REQUIRED WORK
Gather all lines with the word "volume" in them.

Dataset records
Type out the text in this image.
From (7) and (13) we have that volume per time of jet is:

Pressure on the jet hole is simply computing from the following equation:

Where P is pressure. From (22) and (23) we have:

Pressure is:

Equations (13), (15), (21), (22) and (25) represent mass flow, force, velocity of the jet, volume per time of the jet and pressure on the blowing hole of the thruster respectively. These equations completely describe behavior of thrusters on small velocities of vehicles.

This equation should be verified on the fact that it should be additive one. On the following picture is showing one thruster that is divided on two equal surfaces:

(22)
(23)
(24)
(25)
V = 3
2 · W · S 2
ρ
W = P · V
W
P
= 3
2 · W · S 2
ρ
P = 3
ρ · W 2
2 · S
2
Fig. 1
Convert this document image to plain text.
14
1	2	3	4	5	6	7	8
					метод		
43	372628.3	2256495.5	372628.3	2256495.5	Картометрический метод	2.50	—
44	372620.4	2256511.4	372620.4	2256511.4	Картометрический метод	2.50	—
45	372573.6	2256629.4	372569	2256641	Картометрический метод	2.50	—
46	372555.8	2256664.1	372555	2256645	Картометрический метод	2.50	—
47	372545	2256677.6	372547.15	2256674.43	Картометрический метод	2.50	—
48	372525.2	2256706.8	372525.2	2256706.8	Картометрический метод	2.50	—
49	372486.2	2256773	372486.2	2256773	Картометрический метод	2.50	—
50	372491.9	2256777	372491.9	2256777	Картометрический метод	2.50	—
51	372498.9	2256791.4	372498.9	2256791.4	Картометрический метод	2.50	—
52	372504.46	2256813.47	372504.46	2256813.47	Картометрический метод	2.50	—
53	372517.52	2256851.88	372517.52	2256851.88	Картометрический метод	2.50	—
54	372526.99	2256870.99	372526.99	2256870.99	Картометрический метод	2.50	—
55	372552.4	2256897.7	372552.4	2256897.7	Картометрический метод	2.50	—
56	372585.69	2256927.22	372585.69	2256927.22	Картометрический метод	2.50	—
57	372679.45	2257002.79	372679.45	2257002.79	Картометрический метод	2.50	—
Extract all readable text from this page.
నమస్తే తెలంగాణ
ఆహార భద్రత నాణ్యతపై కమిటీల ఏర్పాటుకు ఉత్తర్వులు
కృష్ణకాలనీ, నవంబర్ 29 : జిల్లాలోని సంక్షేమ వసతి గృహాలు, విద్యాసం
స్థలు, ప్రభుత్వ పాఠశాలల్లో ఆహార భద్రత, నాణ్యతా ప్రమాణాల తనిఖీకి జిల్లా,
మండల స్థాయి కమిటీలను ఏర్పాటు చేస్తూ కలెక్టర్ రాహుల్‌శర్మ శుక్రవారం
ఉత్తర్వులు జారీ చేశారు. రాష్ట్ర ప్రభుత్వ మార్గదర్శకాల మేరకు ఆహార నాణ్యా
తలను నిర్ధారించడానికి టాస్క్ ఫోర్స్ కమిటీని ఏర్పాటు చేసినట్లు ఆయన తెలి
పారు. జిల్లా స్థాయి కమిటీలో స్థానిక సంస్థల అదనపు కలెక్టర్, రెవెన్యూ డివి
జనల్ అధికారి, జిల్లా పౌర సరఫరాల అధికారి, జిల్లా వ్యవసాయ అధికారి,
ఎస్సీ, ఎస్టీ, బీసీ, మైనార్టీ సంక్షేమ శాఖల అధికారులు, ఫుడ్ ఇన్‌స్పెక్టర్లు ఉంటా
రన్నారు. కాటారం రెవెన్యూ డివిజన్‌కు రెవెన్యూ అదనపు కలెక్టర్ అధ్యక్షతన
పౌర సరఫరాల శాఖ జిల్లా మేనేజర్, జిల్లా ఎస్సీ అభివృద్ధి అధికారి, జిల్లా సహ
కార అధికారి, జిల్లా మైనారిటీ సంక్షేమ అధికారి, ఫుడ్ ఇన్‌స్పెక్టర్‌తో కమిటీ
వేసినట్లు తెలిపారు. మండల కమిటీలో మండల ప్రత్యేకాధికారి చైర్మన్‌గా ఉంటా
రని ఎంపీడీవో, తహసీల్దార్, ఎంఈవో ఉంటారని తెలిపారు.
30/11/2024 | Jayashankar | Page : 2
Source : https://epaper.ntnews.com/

TASK ANSWER
From (7) and (13) we have that volume per time of jet is:
Equations (13), (15), (21), (22) and (25) represent mass flow, force, velocity of the jet, volume per time of the jet and pressure on the blowing hole of the thruster respectively. These equations completely describe behavior of thrusters on small velocities of vehicles.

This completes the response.